*What to work on*. Your task is to copy every line of the records below that contains "sketch".
*-*-*
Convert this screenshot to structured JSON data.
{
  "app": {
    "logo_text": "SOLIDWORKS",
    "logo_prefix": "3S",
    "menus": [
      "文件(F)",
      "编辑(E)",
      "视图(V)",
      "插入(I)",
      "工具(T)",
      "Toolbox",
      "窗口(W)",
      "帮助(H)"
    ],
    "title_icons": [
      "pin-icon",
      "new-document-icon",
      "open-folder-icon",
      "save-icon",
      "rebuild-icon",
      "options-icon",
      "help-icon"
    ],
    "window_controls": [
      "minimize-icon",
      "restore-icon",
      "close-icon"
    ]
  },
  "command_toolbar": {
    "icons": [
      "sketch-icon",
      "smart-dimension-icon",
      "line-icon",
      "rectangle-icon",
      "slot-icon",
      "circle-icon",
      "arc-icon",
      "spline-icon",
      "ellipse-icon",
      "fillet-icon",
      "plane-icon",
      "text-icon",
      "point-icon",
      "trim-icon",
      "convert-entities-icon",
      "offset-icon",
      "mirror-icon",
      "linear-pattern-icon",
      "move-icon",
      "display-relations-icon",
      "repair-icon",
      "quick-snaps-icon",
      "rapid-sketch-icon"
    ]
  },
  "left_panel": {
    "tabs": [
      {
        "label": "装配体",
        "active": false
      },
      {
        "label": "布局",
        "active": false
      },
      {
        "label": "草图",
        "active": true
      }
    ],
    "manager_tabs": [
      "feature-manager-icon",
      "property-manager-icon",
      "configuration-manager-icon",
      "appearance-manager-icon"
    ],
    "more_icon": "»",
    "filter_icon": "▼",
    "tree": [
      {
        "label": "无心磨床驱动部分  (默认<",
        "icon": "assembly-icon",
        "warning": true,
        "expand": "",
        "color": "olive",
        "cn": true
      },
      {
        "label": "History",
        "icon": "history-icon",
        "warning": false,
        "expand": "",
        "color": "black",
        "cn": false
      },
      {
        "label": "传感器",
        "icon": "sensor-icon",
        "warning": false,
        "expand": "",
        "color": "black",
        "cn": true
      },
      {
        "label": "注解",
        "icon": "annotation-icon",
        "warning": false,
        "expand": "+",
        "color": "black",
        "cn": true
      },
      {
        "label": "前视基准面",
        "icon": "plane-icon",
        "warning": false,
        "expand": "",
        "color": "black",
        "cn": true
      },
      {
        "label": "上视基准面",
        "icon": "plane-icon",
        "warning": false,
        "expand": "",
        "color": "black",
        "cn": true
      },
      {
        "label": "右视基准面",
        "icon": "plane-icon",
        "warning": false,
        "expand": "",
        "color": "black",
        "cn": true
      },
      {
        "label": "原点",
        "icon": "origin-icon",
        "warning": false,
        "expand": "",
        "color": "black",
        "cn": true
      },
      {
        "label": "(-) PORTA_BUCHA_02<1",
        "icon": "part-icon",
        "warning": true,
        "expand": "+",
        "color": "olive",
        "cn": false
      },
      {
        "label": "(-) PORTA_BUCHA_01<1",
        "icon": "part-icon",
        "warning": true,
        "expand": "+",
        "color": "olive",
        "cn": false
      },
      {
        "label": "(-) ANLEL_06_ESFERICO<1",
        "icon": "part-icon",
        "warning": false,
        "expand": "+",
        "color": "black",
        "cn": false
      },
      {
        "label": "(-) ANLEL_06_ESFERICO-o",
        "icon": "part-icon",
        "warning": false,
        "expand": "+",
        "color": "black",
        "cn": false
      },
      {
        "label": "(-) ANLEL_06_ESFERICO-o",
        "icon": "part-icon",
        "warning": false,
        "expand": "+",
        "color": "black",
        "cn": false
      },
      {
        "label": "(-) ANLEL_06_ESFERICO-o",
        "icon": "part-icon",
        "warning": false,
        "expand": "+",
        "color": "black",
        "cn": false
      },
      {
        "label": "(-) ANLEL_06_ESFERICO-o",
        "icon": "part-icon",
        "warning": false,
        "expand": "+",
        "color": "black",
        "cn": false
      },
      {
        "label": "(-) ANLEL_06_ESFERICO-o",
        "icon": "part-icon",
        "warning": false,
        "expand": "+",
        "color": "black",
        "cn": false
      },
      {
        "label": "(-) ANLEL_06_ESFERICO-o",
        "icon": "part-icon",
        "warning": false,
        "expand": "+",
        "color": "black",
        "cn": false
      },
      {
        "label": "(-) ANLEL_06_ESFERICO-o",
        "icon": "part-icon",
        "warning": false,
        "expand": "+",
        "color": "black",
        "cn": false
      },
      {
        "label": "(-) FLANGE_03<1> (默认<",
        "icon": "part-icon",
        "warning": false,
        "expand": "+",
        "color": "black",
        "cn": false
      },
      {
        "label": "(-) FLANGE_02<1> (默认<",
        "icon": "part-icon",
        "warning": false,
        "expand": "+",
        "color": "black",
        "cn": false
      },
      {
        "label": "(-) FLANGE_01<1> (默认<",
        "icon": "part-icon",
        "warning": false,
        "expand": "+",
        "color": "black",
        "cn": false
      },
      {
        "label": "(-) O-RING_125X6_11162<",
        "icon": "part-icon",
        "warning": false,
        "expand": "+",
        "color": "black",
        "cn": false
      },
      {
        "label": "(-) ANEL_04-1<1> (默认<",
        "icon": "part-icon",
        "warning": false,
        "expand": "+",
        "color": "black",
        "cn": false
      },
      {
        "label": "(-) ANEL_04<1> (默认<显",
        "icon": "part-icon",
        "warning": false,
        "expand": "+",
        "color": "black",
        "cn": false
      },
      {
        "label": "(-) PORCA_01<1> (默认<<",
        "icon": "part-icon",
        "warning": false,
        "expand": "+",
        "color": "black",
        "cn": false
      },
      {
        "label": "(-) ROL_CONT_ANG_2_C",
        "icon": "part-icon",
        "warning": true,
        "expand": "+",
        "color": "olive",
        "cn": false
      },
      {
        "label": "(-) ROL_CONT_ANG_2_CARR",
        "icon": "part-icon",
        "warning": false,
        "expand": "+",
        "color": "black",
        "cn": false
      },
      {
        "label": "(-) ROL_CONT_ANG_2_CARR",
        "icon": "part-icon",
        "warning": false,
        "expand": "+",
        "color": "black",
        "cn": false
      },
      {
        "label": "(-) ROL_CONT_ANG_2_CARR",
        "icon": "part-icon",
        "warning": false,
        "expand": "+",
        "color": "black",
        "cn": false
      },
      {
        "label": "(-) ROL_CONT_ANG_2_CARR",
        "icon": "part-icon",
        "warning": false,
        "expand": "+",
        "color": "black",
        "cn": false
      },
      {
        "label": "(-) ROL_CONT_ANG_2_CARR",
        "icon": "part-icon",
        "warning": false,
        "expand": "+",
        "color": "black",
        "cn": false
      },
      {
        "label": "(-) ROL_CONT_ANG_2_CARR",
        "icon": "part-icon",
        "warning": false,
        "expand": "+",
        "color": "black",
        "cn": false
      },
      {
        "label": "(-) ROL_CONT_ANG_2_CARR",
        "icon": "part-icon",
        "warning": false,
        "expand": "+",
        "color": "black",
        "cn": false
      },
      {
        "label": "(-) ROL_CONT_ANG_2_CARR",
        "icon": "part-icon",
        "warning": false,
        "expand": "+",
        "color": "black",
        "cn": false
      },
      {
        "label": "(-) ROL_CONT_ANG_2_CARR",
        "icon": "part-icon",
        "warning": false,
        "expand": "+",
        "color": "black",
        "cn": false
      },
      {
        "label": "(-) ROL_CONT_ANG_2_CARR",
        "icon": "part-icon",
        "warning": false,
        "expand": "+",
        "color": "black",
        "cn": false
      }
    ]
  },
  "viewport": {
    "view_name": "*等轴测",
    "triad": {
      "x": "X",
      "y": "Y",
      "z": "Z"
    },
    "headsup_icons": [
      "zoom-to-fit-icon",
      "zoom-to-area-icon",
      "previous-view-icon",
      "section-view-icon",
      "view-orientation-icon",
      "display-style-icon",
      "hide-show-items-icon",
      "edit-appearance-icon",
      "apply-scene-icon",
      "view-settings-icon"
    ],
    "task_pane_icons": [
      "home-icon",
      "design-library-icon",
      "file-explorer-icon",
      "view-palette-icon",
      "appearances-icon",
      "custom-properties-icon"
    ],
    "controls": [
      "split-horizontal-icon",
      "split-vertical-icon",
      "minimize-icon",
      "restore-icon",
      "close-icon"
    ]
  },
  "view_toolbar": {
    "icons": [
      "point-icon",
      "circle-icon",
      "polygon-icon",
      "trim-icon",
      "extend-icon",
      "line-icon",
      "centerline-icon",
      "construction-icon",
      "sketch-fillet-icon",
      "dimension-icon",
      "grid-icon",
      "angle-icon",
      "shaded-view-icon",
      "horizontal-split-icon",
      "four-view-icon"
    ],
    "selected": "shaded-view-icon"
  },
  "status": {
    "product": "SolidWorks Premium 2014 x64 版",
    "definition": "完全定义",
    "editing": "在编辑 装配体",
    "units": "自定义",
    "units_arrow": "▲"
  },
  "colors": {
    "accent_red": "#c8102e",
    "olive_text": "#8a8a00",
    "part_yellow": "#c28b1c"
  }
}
*-*-*
*Response to this task*.
      "sketch-icon",
      "rapid-sketch-icon"
      "sketch-fillet-icon",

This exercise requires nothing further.